From the listing below, extract each line containing the string "Google".
§
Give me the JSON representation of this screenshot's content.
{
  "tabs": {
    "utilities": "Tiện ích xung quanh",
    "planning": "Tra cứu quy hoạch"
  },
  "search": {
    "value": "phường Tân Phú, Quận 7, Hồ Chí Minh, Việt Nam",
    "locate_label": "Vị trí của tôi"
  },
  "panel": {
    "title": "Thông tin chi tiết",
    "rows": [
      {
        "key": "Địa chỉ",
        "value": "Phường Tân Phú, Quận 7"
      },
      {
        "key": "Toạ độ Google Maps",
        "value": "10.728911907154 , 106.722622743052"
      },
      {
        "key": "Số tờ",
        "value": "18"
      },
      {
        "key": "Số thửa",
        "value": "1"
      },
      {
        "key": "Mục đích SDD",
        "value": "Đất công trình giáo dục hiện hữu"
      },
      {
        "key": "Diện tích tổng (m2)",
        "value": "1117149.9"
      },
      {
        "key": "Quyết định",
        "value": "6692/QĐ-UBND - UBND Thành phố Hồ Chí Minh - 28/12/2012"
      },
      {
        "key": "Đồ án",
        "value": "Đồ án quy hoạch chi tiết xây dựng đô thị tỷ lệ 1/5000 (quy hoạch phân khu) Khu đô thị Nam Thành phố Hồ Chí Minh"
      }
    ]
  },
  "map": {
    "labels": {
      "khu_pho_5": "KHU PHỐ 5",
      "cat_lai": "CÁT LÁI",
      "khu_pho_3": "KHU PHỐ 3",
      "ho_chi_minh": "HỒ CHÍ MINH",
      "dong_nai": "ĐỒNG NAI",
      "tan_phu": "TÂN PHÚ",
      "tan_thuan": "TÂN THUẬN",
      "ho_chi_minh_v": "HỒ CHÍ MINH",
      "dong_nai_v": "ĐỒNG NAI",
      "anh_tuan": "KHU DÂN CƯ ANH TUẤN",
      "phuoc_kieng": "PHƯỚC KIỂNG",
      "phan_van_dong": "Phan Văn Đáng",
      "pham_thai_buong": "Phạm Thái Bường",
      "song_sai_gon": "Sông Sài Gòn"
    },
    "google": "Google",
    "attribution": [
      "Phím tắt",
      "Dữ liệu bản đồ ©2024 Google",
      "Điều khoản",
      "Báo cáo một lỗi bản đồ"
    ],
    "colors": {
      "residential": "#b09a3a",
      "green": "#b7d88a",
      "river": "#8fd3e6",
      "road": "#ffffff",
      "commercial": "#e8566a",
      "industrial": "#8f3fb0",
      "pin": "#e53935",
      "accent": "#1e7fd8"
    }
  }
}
§
--- Written solution ---
        "key": "Toạ độ Google Maps",
    "google": "Google",
      "Dữ liệu bản đồ ©2024 Google",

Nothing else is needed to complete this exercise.